Stored data entries
· · ·
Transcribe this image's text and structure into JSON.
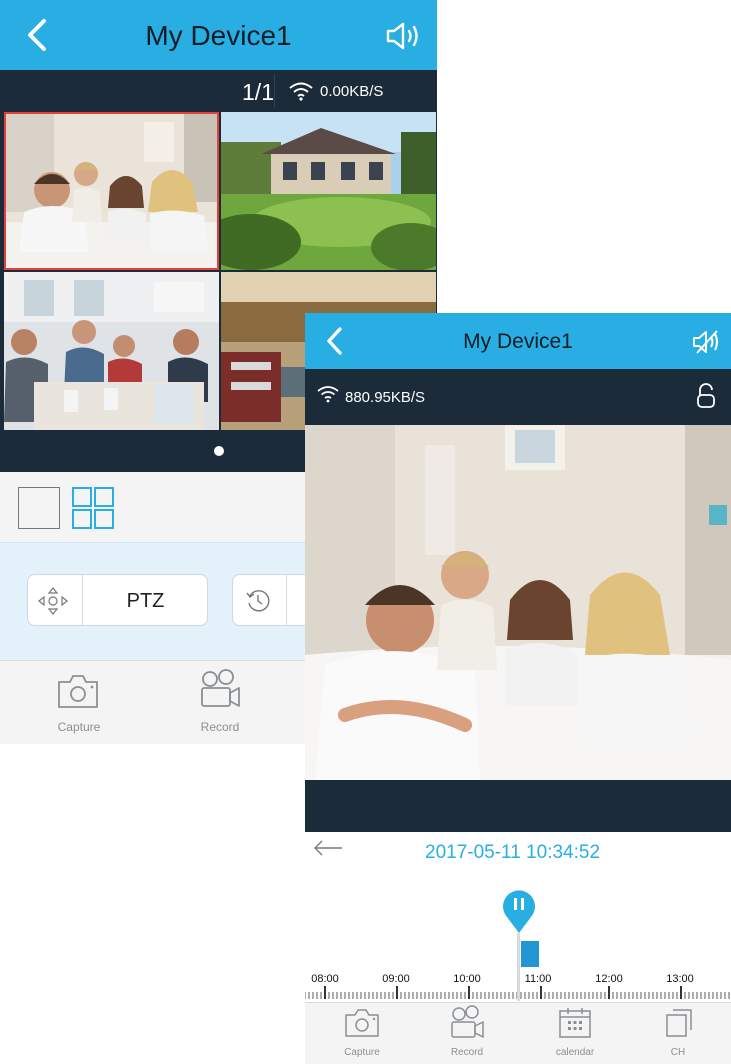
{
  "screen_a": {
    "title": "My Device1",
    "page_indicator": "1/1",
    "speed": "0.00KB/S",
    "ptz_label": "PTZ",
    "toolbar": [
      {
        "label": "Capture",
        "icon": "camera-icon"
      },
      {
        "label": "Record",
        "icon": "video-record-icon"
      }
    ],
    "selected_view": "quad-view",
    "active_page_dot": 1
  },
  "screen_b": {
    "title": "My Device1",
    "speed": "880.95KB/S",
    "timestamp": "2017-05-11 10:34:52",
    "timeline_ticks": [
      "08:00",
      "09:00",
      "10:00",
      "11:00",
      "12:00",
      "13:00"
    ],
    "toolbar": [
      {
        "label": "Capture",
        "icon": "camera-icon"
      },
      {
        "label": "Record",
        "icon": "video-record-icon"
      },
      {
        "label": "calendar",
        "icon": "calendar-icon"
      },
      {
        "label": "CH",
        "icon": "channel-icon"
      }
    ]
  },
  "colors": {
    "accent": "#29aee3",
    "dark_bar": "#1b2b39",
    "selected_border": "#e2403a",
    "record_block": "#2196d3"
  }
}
· · ·
Give every line back word for word and leave the pictures out.

Transcribe this image's text and structure into JSON.
{
  "screen_a": {
    "title": "My Device1",
    "page_indicator": "1/1",
    "speed": "0.00KB/S",
    "ptz_label": "PTZ",
    "toolbar": [
      {
        "label": "Capture",
        "icon": "camera-icon"
      },
      {
        "label": "Record",
        "icon": "video-record-icon"
      }
    ],
    "selected_view": "quad-view",
    "active_page_dot": 1
  },
  "screen_b": {
    "title": "My Device1",
    "speed": "880.95KB/S",
    "timestamp": "2017-05-11 10:34:52",
    "timeline_ticks": [
      "08:00",
      "09:00",
      "10:00",
      "11:00",
      "12:00",
      "13:00"
    ],
    "toolbar": [
      {
        "label": "Capture",
        "icon": "camera-icon"
      },
      {
        "label": "Record",
        "icon": "video-record-icon"
      },
      {
        "label": "calendar",
        "icon": "calendar-icon"
      },
      {
        "label": "CH",
        "icon": "channel-icon"
      }
    ]
  },
  "colors": {
    "accent": "#29aee3",
    "dark_bar": "#1b2b39",
    "selected_border": "#e2403a",
    "record_block": "#2196d3"
  }
}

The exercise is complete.